Dataset extract →
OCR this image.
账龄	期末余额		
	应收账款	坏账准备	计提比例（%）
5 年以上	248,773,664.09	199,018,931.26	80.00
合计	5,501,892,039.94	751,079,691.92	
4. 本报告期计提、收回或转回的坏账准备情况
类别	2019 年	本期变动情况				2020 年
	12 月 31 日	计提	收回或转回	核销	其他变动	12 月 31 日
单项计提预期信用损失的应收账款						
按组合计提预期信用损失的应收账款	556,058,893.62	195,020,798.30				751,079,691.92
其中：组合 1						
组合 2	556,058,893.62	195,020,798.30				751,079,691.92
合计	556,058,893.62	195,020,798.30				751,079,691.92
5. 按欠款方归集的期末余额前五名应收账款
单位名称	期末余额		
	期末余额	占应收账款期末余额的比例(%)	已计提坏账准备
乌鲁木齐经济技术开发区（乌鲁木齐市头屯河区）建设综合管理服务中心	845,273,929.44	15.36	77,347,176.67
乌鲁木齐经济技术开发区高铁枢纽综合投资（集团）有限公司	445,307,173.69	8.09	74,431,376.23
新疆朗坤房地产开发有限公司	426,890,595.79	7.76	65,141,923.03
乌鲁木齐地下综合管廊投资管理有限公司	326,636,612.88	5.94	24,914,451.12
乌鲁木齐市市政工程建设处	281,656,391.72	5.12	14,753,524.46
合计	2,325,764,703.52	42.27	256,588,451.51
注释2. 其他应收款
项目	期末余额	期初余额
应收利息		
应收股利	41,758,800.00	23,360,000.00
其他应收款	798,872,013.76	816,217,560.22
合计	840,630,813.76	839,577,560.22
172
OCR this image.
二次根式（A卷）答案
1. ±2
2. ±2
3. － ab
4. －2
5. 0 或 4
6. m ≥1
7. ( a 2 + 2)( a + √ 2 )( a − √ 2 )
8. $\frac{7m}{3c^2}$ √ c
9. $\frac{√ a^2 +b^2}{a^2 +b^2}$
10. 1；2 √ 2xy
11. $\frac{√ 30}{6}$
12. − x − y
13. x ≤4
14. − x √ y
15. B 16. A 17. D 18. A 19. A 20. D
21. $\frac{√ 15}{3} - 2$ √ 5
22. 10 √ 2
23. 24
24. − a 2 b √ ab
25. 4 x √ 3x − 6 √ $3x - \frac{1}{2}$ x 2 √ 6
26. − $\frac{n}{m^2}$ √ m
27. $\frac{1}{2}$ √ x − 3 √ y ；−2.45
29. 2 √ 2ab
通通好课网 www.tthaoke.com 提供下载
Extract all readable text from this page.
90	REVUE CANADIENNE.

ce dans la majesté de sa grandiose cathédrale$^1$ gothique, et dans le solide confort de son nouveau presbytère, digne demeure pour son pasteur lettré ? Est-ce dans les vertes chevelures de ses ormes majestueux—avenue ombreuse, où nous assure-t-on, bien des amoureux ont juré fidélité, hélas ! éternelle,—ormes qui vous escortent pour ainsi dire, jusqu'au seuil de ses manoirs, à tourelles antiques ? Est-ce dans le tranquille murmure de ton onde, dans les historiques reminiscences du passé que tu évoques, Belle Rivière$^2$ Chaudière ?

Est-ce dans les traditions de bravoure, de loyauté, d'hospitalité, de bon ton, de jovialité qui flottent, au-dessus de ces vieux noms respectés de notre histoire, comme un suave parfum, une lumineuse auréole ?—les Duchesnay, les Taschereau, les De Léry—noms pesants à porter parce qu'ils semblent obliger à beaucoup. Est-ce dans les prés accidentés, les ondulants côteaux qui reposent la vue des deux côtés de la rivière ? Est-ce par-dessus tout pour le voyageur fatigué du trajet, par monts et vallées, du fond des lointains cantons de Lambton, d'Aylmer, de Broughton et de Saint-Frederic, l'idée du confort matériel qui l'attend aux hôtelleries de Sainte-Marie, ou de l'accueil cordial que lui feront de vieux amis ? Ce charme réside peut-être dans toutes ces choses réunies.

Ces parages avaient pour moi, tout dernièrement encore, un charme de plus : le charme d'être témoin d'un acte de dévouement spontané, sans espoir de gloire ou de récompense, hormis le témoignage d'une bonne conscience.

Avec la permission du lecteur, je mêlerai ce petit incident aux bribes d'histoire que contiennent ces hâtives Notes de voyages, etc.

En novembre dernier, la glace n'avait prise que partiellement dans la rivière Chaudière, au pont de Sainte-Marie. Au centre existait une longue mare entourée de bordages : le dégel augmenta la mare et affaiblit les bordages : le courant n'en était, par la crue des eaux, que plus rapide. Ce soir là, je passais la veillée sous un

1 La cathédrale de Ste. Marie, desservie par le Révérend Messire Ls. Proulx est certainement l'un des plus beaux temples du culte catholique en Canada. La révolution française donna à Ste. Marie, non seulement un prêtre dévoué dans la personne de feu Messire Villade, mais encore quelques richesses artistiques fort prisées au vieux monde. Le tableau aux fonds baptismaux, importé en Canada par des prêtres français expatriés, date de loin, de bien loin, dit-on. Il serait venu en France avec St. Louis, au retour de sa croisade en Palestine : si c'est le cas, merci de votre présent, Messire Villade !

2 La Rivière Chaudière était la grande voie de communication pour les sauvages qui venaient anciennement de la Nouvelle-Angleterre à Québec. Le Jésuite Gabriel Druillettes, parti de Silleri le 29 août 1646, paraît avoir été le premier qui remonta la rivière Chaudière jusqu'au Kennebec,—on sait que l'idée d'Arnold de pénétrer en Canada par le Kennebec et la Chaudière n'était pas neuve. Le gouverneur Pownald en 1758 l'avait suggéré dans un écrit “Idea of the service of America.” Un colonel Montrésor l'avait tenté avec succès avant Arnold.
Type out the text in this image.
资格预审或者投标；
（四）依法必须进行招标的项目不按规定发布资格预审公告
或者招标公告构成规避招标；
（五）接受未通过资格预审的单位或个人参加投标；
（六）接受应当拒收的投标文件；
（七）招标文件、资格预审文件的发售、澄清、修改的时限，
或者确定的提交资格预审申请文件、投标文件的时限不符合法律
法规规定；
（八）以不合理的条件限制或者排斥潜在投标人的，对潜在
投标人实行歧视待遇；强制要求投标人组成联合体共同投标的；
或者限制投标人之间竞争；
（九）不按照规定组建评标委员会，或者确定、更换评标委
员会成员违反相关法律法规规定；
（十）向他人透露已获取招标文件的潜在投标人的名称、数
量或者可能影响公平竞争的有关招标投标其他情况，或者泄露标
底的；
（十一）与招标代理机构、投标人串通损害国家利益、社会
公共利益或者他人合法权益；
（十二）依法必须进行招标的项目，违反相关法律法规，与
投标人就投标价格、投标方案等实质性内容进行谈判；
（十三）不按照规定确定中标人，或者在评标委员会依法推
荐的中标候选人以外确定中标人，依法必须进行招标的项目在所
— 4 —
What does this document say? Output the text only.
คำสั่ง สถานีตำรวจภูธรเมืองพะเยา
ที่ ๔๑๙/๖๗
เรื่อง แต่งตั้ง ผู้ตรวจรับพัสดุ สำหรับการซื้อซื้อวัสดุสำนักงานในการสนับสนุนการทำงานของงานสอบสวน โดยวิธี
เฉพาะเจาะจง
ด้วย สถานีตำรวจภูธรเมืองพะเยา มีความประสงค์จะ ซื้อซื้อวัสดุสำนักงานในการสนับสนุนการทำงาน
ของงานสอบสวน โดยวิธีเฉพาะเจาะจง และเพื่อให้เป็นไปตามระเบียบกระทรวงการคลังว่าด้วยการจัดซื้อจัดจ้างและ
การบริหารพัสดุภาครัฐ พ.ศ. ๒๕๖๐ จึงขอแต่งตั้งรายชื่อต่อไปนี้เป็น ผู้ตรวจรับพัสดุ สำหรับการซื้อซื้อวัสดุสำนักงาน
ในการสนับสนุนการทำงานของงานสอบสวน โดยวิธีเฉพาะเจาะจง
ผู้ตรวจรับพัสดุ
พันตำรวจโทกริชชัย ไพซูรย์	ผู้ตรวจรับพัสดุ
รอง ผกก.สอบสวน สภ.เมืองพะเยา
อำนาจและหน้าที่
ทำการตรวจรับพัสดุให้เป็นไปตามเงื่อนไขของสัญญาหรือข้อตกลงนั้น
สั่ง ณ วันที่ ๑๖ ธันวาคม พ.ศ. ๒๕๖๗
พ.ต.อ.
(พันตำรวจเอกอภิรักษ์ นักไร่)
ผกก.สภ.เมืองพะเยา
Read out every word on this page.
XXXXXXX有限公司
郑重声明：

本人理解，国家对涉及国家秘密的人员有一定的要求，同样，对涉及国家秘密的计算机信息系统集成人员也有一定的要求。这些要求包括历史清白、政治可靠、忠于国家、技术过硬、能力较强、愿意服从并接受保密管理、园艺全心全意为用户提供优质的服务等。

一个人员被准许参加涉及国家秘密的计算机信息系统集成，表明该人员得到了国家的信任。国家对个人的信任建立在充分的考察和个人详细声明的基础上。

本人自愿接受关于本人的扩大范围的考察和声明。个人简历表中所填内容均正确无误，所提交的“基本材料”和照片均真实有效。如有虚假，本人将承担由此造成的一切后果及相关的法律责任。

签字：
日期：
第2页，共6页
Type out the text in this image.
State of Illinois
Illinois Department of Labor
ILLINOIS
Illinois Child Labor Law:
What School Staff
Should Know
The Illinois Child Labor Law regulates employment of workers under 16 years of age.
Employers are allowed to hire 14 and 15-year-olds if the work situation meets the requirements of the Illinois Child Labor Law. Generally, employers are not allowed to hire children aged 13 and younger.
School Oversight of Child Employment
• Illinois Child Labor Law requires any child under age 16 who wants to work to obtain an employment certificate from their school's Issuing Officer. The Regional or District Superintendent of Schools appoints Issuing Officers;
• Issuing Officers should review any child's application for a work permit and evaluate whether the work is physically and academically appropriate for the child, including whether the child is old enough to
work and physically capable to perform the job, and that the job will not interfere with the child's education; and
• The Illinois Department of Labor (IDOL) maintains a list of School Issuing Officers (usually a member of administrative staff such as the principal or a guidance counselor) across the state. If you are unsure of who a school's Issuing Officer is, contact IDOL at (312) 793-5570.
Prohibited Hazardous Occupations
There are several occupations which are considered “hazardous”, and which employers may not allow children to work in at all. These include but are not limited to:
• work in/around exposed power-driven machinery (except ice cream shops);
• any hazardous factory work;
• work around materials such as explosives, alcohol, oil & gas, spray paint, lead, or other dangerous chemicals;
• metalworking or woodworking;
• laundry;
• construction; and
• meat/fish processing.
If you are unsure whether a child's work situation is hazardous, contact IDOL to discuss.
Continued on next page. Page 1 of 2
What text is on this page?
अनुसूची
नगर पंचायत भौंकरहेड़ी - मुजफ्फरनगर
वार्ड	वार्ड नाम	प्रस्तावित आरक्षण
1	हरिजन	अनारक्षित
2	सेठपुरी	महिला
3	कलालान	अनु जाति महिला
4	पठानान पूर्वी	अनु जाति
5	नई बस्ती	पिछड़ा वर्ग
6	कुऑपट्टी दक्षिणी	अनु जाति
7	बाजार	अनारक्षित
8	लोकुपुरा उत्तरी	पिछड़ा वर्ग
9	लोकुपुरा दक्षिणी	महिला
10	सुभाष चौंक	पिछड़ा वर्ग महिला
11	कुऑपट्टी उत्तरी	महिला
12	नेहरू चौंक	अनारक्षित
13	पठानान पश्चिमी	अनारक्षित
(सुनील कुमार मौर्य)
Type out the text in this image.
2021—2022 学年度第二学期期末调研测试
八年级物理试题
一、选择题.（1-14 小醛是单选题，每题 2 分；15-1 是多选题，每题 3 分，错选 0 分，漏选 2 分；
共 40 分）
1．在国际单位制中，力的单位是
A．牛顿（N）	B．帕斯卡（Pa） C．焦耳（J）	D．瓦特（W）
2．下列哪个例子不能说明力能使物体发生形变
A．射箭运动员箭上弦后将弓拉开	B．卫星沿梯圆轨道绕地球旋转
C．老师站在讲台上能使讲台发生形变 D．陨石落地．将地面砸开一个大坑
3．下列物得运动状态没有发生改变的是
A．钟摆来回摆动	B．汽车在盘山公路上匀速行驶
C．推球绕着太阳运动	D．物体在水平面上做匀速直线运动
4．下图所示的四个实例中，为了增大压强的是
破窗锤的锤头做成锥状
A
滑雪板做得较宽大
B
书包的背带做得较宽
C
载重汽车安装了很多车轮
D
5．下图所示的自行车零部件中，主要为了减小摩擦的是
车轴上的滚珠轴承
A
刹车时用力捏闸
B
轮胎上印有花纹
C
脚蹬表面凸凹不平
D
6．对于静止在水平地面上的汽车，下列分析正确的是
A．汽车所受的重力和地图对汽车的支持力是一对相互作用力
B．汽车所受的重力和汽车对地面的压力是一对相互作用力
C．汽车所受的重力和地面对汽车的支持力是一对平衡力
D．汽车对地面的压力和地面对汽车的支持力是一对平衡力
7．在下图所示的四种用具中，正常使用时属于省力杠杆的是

Work to complete → Show every line of the listing in which the string "plus" can be found.

Solution for this task →
Ces parages avaient pour moi, tout dernièrement encore, un charme de plus : le charme d'être témoin d'un acte de dévouement spontané, sans espoir de gloire ou de récompense, hormis le témoignage d'une bonne conscience.
En novembre dernier, la glace n'avait prise que partiellement dans la rivière Chaudière, au pont de Sainte-Marie. Au centre existait une longue mare entourée de bordages : le dégel augmenta la mare et affaiblit les bordages : le courant n'en était, par la crue des eaux, que plus rapide. Ce soir là, je passais la veillée sous un
1 La cathédrale de Ste. Marie, desservie par le Révérend Messire Ls. Proulx est certainement l'un des plus beaux temples du culte catholique en Canada. La révolution française donna à Ste. Marie, non seulement un prêtre dévoué dans la personne de feu Messire Villade, mais encore quelques richesses artistiques fort prisées au vieux monde. Le tableau aux fonds baptismaux, importé en Canada par des prêtres français expatriés, date de loin, de bien loin, dit-on. Il serait venu en France avec St. Louis, au retour de sa croisade en Palestine : si c'est le cas, merci de votre présent, Messire Villade !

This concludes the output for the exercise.